[Collected data entries]

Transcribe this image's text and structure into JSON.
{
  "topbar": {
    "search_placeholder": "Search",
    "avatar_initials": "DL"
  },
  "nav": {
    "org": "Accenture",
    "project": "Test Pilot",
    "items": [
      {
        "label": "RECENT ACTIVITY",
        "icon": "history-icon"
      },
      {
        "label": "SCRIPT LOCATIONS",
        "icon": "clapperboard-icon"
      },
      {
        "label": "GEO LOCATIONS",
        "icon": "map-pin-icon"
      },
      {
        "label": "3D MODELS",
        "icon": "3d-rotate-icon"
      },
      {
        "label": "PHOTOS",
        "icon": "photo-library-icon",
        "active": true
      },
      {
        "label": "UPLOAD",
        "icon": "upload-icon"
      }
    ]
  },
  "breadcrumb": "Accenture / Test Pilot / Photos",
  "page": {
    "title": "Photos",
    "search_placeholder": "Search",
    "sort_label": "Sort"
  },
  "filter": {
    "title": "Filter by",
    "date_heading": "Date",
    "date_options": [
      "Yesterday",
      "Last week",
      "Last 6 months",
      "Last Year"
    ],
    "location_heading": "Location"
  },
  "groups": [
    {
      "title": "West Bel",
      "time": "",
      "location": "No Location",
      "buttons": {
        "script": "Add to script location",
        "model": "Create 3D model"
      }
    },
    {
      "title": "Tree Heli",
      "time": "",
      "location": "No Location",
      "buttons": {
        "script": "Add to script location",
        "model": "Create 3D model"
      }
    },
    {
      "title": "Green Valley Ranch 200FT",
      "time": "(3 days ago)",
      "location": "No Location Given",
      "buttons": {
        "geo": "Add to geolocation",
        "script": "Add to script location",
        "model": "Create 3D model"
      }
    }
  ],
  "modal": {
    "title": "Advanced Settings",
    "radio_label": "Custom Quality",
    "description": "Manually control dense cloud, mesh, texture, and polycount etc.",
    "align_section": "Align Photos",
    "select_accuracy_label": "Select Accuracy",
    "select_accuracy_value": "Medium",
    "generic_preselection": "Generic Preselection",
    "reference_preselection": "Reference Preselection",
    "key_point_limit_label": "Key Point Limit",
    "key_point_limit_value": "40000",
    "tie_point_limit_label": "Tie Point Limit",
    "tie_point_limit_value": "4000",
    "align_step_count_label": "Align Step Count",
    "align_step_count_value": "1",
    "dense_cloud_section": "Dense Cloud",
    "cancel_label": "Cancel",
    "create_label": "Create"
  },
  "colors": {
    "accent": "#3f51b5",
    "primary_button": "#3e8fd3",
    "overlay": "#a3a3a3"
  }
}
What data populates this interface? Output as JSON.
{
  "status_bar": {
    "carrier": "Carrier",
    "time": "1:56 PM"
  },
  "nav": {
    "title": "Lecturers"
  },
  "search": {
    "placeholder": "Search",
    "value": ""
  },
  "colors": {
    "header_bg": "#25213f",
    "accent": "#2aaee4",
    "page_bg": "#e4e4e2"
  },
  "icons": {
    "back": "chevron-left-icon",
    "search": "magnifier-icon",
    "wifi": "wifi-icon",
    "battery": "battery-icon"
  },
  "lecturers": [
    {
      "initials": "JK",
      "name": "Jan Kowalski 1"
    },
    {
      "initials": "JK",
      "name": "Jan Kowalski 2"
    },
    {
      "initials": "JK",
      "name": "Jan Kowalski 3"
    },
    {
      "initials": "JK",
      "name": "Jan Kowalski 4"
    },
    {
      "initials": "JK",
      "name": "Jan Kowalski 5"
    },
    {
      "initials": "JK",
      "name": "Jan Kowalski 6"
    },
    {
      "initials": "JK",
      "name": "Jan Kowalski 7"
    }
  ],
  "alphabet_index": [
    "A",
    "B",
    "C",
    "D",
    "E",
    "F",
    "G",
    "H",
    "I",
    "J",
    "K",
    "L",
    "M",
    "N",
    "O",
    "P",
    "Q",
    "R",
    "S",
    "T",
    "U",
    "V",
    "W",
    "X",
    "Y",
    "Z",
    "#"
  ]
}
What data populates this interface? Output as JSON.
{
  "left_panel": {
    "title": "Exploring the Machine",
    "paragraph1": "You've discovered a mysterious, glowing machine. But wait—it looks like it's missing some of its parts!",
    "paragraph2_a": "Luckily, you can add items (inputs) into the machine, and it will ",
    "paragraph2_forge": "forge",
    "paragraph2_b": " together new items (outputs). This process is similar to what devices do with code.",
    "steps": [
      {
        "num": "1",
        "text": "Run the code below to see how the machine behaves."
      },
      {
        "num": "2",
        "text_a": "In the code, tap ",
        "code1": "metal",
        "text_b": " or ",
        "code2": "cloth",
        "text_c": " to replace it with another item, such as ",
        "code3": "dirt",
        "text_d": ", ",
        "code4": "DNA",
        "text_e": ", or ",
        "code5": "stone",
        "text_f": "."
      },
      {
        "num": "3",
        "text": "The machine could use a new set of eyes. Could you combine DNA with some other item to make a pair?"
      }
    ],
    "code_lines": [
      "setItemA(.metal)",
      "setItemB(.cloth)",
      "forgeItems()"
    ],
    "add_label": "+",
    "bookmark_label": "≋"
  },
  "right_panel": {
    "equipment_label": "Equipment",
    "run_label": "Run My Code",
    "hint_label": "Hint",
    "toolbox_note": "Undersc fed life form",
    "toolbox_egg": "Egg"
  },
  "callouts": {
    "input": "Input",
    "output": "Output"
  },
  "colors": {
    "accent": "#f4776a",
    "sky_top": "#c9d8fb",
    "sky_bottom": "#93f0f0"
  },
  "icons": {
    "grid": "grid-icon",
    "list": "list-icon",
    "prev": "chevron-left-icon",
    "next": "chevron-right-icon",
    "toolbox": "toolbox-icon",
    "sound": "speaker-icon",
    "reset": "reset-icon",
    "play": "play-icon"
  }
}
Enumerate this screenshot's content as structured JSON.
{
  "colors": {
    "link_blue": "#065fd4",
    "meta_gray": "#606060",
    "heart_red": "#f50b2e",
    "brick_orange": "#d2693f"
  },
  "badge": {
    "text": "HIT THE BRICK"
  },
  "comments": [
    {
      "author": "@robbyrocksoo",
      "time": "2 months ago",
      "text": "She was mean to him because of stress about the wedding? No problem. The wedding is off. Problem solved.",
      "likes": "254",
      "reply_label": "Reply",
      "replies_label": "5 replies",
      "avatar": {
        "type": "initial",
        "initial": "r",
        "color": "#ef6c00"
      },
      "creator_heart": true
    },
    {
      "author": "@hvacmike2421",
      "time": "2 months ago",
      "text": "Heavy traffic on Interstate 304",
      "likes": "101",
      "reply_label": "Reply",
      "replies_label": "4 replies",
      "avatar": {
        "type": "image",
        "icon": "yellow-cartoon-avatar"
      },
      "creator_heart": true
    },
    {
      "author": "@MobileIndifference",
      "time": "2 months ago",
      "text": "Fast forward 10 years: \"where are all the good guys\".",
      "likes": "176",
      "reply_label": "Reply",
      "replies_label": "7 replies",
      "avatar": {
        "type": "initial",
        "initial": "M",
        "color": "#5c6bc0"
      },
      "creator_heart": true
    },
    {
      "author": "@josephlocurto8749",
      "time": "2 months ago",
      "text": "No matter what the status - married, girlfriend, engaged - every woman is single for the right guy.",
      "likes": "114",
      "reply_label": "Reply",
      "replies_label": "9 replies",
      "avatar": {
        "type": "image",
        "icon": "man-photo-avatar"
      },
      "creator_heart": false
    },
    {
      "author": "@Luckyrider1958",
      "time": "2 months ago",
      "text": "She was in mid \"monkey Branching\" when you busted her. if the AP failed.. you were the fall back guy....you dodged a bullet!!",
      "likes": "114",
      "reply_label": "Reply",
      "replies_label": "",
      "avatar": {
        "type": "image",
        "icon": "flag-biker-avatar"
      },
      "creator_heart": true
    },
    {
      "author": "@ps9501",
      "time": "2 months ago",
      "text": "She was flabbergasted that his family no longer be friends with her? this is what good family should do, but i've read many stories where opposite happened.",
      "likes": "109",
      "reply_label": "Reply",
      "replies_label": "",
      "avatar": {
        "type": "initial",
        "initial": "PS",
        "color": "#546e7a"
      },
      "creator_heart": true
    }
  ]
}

WHAT TO PRODUCE ::
From the data, collect all lines where the string "Pilot" appears.

CORRECT RESULT ::
    "project": "Test Pilot",
  "breadcrumb": "Accenture / Test Pilot / Photos",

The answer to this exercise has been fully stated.